── Provided entries ──

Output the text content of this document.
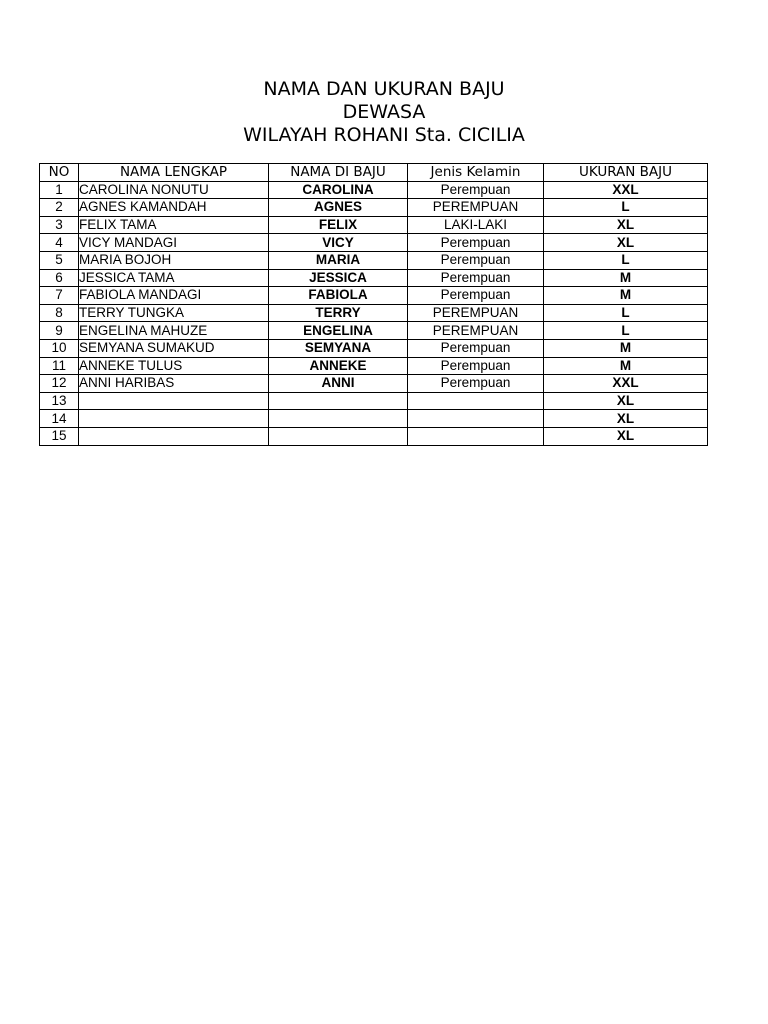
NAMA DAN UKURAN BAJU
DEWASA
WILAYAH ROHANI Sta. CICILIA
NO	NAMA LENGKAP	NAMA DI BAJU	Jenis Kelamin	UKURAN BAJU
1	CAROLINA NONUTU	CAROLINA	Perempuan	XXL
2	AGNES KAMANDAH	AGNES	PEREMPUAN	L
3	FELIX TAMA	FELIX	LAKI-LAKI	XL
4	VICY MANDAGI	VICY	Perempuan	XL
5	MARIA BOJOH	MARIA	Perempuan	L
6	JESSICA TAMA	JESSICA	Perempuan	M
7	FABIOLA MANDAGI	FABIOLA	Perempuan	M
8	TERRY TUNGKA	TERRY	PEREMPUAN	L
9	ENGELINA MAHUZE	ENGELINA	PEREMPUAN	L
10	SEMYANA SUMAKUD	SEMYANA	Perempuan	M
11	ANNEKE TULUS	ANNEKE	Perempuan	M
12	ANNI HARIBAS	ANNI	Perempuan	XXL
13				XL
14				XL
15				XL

───
── Provided entries ──

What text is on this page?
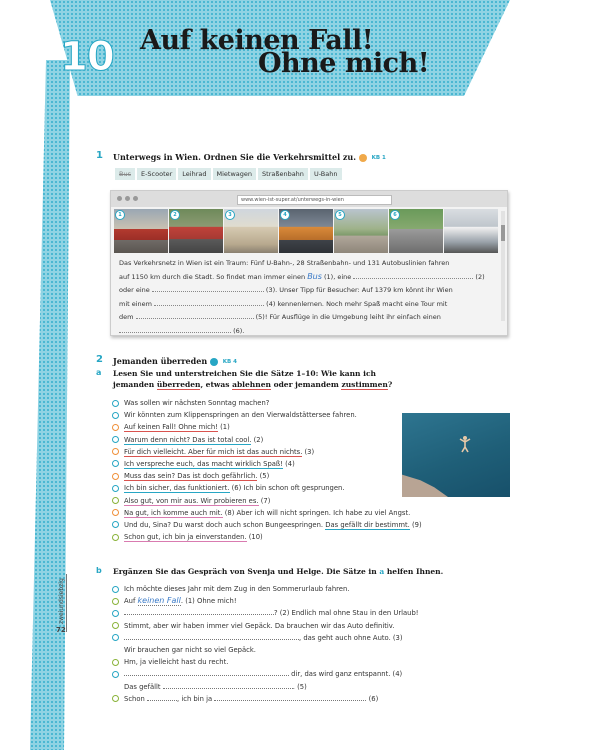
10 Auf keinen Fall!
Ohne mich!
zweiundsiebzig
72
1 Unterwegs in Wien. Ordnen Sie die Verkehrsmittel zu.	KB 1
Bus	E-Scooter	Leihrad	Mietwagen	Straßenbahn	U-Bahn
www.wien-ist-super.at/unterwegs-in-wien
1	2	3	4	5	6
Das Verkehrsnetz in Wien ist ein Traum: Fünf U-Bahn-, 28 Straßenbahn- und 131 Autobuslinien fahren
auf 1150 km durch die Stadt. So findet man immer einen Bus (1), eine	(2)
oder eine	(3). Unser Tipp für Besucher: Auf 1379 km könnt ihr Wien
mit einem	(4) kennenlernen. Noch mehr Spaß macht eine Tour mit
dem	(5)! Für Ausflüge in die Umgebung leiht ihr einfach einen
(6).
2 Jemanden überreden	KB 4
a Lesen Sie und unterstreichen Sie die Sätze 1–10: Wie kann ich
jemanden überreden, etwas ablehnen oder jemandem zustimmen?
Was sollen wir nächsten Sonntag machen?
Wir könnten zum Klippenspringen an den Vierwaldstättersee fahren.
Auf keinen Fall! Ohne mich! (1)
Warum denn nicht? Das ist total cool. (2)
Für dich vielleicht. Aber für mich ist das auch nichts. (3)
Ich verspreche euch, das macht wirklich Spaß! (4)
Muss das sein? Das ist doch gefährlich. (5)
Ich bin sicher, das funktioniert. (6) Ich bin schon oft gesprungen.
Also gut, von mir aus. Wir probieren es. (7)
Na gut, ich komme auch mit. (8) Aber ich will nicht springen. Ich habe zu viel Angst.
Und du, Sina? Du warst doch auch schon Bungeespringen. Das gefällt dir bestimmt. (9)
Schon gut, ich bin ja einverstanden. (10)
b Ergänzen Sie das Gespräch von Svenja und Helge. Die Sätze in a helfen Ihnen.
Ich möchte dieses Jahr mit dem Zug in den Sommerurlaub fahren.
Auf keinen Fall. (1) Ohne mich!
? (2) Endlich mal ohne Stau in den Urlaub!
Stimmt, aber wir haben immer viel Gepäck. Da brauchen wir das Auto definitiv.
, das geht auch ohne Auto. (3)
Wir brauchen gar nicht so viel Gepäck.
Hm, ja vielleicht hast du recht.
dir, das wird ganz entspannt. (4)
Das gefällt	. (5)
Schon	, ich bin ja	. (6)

───

• [What to produce]:
Find all lines holding the string "überreden" and copy them.

• [The response]:
2 Jemanden überreden	KB 4
jemanden überreden, etwas ablehnen oder jemandem zustimmen?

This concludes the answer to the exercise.